YOUR OBJECTIVE: Spot every line with the word "blazor" and return it.

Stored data
☆ ☆ ☆ ☆

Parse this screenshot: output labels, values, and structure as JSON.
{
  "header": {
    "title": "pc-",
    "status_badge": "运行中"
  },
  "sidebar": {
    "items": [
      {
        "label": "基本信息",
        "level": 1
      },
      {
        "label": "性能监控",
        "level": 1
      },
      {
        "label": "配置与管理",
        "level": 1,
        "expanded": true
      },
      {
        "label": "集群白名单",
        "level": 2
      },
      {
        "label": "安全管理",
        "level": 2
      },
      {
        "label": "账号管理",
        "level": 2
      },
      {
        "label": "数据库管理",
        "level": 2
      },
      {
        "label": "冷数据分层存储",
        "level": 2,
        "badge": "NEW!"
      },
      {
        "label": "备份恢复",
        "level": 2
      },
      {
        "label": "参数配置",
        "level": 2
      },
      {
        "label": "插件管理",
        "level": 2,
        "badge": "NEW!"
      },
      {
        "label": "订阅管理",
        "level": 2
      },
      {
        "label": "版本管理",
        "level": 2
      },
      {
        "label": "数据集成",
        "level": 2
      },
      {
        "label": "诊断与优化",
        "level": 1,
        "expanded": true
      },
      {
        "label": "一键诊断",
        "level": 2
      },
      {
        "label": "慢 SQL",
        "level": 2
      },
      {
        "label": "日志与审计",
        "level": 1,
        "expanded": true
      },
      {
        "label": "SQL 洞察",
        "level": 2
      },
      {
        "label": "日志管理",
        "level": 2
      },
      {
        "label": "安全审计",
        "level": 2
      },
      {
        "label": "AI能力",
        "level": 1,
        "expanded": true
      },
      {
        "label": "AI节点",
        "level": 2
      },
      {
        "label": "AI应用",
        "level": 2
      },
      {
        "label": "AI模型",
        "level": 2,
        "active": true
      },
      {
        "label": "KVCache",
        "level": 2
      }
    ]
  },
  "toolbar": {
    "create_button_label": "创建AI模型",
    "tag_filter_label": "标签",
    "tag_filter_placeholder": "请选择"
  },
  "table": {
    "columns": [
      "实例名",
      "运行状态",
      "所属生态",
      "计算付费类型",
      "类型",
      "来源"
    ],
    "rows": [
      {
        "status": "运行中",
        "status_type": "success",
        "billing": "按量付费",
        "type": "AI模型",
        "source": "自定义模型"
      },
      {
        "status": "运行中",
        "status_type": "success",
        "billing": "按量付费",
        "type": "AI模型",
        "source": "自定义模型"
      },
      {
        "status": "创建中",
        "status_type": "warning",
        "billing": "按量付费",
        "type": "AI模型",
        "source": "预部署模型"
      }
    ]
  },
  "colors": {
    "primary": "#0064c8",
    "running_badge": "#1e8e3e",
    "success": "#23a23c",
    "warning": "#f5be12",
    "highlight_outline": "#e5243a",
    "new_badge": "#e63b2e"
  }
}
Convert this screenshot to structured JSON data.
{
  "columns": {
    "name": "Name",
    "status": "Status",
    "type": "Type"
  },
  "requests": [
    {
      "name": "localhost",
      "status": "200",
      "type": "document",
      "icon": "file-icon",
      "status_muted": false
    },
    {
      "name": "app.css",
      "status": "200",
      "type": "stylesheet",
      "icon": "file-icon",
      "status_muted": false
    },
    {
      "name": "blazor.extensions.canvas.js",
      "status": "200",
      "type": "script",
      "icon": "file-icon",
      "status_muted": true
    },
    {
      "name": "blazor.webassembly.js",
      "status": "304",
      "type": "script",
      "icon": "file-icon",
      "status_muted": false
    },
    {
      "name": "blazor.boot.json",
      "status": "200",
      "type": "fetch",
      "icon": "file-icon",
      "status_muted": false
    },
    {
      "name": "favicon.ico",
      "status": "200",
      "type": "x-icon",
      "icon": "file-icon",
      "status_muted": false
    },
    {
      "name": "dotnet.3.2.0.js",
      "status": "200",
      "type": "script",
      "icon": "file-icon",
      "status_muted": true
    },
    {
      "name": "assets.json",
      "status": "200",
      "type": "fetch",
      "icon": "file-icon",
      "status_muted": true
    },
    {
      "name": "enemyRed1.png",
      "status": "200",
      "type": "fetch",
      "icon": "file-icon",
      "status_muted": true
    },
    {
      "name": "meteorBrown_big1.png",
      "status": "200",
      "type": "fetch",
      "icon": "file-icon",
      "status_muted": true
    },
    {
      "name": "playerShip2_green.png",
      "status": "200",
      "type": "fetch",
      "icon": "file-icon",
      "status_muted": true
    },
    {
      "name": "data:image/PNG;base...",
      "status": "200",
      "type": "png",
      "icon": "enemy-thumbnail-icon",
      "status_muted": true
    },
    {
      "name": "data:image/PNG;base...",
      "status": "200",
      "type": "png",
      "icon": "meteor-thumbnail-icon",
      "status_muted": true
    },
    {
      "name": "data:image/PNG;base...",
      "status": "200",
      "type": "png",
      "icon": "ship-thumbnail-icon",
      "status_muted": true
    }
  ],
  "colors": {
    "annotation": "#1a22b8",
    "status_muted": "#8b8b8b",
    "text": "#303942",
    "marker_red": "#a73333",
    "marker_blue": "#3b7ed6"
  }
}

☆ ☆ ☆ ☆

SOLUTION TO THIS EXERCISE:
      "name": "blazor.extensions.canvas.js",
      "name": "blazor.webassembly.js",
      "name": "blazor.boot.json",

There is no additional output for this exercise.